» Short problem
The data must be written out once more, precisely as given.

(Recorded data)
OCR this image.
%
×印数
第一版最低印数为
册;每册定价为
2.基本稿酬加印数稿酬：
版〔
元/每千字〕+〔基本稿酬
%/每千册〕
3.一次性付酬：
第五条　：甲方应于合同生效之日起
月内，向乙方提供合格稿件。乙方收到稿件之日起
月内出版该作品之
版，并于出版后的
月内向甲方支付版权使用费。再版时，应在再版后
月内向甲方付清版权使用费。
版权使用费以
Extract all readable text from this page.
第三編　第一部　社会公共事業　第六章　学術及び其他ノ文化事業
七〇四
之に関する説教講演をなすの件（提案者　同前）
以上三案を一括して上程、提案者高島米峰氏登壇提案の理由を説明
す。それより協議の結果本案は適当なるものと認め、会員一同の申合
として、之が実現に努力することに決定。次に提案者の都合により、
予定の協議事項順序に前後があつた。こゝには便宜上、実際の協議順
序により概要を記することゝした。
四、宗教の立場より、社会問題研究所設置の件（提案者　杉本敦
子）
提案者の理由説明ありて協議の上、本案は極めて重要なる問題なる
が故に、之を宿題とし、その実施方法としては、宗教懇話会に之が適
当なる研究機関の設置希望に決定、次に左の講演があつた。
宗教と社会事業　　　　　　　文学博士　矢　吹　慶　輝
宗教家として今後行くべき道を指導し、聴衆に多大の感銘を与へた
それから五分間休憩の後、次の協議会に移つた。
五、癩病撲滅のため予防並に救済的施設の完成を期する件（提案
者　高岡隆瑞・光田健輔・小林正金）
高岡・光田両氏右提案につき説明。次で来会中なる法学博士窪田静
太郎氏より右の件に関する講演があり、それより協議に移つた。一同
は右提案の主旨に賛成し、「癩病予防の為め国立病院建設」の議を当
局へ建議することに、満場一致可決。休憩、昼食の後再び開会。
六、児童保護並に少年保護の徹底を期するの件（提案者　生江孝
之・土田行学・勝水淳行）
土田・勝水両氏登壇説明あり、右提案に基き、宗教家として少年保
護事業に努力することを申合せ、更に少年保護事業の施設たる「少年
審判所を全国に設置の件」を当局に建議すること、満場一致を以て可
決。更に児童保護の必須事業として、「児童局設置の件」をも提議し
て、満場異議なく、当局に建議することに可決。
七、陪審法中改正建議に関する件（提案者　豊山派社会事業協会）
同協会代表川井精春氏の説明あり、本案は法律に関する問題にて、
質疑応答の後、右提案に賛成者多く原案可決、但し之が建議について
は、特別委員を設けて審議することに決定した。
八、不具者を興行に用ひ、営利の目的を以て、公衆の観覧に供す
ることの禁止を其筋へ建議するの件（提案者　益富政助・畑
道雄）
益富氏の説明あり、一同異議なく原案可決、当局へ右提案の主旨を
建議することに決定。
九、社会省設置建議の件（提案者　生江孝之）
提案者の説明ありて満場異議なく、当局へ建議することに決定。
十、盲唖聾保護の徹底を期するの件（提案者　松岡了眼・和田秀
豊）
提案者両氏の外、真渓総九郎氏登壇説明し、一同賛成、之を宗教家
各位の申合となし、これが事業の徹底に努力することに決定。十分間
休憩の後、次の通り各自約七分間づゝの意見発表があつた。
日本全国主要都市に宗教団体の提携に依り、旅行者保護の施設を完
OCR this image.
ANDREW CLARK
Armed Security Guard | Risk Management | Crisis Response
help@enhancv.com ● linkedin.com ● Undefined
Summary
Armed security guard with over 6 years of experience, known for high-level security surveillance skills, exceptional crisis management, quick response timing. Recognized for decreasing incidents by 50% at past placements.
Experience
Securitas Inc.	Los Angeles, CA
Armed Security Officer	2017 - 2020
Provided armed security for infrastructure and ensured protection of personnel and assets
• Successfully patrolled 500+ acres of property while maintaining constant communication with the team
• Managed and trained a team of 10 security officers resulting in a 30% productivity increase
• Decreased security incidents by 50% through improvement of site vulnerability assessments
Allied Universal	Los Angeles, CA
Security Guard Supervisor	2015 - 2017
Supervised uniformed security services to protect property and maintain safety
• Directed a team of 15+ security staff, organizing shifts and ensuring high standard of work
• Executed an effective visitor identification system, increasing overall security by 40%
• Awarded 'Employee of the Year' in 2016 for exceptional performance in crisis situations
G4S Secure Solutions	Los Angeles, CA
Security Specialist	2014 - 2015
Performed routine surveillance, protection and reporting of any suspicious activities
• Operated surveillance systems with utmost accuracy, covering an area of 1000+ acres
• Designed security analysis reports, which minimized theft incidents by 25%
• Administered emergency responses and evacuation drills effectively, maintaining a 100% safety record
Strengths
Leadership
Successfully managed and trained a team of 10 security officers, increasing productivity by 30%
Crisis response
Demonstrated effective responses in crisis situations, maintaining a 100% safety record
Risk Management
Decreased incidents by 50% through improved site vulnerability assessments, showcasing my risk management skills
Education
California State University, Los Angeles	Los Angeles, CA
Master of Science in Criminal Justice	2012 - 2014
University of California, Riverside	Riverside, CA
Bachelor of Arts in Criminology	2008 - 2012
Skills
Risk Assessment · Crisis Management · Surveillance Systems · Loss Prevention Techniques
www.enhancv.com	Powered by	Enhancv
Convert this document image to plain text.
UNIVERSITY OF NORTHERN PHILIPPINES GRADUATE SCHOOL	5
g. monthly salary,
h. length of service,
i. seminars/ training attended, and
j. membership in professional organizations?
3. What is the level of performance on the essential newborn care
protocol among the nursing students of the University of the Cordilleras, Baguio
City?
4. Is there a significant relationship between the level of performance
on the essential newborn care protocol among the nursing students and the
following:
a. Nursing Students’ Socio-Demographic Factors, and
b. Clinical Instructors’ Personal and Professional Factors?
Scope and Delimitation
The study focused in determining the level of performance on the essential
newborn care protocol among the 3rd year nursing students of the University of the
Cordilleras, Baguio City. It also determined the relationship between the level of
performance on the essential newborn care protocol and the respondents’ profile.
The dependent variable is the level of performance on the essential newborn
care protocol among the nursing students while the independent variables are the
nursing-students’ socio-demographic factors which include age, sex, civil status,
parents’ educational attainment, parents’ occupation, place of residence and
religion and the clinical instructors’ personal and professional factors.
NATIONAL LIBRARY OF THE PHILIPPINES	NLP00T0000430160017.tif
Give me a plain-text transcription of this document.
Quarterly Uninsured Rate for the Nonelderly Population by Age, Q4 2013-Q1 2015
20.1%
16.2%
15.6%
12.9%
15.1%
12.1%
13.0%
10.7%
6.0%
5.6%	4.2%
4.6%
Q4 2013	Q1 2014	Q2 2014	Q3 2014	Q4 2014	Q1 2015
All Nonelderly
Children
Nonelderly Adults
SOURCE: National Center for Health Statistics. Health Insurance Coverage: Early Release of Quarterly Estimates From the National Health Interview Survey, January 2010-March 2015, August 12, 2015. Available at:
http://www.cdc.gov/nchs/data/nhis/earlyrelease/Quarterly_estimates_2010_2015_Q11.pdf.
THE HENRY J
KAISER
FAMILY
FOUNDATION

» Exercise result
OCR this image.
%
×印数
第一版最低印数为
册;每册定价为
2.基本稿酬加印数稿酬：
版〔
元/每千字〕+〔基本稿酬
%/每千册〕
3.一次性付酬：
第五条　：甲方应于合同生效之日起
月内，向乙方提供合格稿件。乙方收到稿件之日起
月内出版该作品之
版，并于出版后的
月内向甲方支付版权使用费。再版时，应在再版后
月内向甲方付清版权使用费。
版权使用费以
Extract all readable text from this page.
第三編　第一部　社会公共事業　第六章　学術及び其他ノ文化事業
七〇四
之に関する説教講演をなすの件（提案者　同前）
以上三案を一括して上程、提案者高島米峰氏登壇提案の理由を説明
す。それより協議の結果本案は適当なるものと認め、会員一同の申合
として、之が実現に努力することに決定。次に提案者の都合により、
予定の協議事項順序に前後があつた。こゝには便宜上、実際の協議順
序により概要を記することゝした。
四、宗教の立場より、社会問題研究所設置の件（提案者　杉本敦
子）
提案者の理由説明ありて協議の上、本案は極めて重要なる問題なる
が故に、之を宿題とし、その実施方法としては、宗教懇話会に之が適
当なる研究機関の設置希望に決定、次に左の講演があつた。
宗教と社会事業　　　　　　　文学博士　矢　吹　慶　輝
宗教家として今後行くべき道を指導し、聴衆に多大の感銘を与へた
それから五分間休憩の後、次の協議会に移つた。
五、癩病撲滅のため予防並に救済的施設の完成を期する件（提案
者　高岡隆瑞・光田健輔・小林正金）
高岡・光田両氏右提案につき説明。次で来会中なる法学博士窪田静
太郎氏より右の件に関する講演があり、それより協議に移つた。一同
は右提案の主旨に賛成し、「癩病予防の為め国立病院建設」の議を当
局へ建議することに、満場一致可決。休憩、昼食の後再び開会。
六、児童保護並に少年保護の徹底を期するの件（提案者　生江孝
之・土田行学・勝水淳行）
土田・勝水両氏登壇説明あり、右提案に基き、宗教家として少年保
護事業に努力することを申合せ、更に少年保護事業の施設たる「少年
審判所を全国に設置の件」を当局に建議すること、満場一致を以て可
決。更に児童保護の必須事業として、「児童局設置の件」をも提議し
て、満場異議なく、当局に建議することに可決。
七、陪審法中改正建議に関する件（提案者　豊山派社会事業協会）
同協会代表川井精春氏の説明あり、本案は法律に関する問題にて、
質疑応答の後、右提案に賛成者多く原案可決、但し之が建議について
は、特別委員を設けて審議することに決定した。
八、不具者を興行に用ひ、営利の目的を以て、公衆の観覧に供す
ることの禁止を其筋へ建議するの件（提案者　益富政助・畑
道雄）
益富氏の説明あり、一同異議なく原案可決、当局へ右提案の主旨を
建議することに決定。
九、社会省設置建議の件（提案者　生江孝之）
提案者の説明ありて満場異議なく、当局へ建議することに決定。
十、盲唖聾保護の徹底を期するの件（提案者　松岡了眼・和田秀
豊）
提案者両氏の外、真渓総九郎氏登壇説明し、一同賛成、之を宗教家
各位の申合となし、これが事業の徹底に努力することに決定。十分間
休憩の後、次の通り各自約七分間づゝの意見発表があつた。
日本全国主要都市に宗教団体の提携に依り、旅行者保護の施設を完
OCR this image.
ANDREW CLARK
Armed Security Guard | Risk Management | Crisis Response
help@enhancv.com ● linkedin.com ● Undefined
Summary
Armed security guard with over 6 years of experience, known for high-level security surveillance skills, exceptional crisis management, quick response timing. Recognized for decreasing incidents by 50% at past placements.
Experience
Securitas Inc.	Los Angeles, CA
Armed Security Officer	2017 - 2020
Provided armed security for infrastructure and ensured protection of personnel and assets
• Successfully patrolled 500+ acres of property while maintaining constant communication with the team
• Managed and trained a team of 10 security officers resulting in a 30% productivity increase
• Decreased security incidents by 50% through improvement of site vulnerability assessments
Allied Universal	Los Angeles, CA
Security Guard Supervisor	2015 - 2017
Supervised uniformed security services to protect property and maintain safety
• Directed a team of 15+ security staff, organizing shifts and ensuring high standard of work
• Executed an effective visitor identification system, increasing overall security by 40%
• Awarded 'Employee of the Year' in 2016 for exceptional performance in crisis situations
G4S Secure Solutions	Los Angeles, CA
Security Specialist	2014 - 2015
Performed routine surveillance, protection and reporting of any suspicious activities
• Operated surveillance systems with utmost accuracy, covering an area of 1000+ acres
• Designed security analysis reports, which minimized theft incidents by 25%
• Administered emergency responses and evacuation drills effectively, maintaining a 100% safety record
Strengths
Leadership
Successfully managed and trained a team of 10 security officers, increasing productivity by 30%
Crisis response
Demonstrated effective responses in crisis situations, maintaining a 100% safety record
Risk Management
Decreased incidents by 50% through improved site vulnerability assessments, showcasing my risk management skills
Education
California State University, Los Angeles	Los Angeles, CA
Master of Science in Criminal Justice	2012 - 2014
University of California, Riverside	Riverside, CA
Bachelor of Arts in Criminology	2008 - 2012
Skills
Risk Assessment · Crisis Management · Surveillance Systems · Loss Prevention Techniques
www.enhancv.com	Powered by	Enhancv
Convert this document image to plain text.
UNIVERSITY OF NORTHERN PHILIPPINES GRADUATE SCHOOL	5
g. monthly salary,
h. length of service,
i. seminars/ training attended, and
j. membership in professional organizations?
3. What is the level of performance on the essential newborn care
protocol among the nursing students of the University of the Cordilleras, Baguio
City?
4. Is there a significant relationship between the level of performance
on the essential newborn care protocol among the nursing students and the
following:
a. Nursing Students’ Socio-Demographic Factors, and
b. Clinical Instructors’ Personal and Professional Factors?
Scope and Delimitation
The study focused in determining the level of performance on the essential
newborn care protocol among the 3rd year nursing students of the University of the
Cordilleras, Baguio City. It also determined the relationship between the level of
performance on the essential newborn care protocol and the respondents’ profile.
The dependent variable is the level of performance on the essential newborn
care protocol among the nursing students while the independent variables are the
nursing-students’ socio-demographic factors which include age, sex, civil status,
parents’ educational attainment, parents’ occupation, place of residence and
religion and the clinical instructors’ personal and professional factors.
NATIONAL LIBRARY OF THE PHILIPPINES	NLP00T0000430160017.tif
Give me a plain-text transcription of this document.
Quarterly Uninsured Rate for the Nonelderly Population by Age, Q4 2013-Q1 2015
20.1%
16.2%
15.6%
12.9%
15.1%
12.1%
13.0%
10.7%
6.0%
5.6%	4.2%
4.6%
Q4 2013	Q1 2014	Q2 2014	Q3 2014	Q4 2014	Q1 2015
All Nonelderly
Children
Nonelderly Adults
SOURCE: National Center for Health Statistics. Health Insurance Coverage: Early Release of Quarterly Estimates From the National Health Interview Survey, January 2010-March 2015, August 12, 2015. Available at:
http://www.cdc.gov/nchs/data/nhis/earlyrelease/Quarterly_estimates_2010_2015_Q11.pdf.
THE HENRY J
KAISER
FAMILY
FOUNDATION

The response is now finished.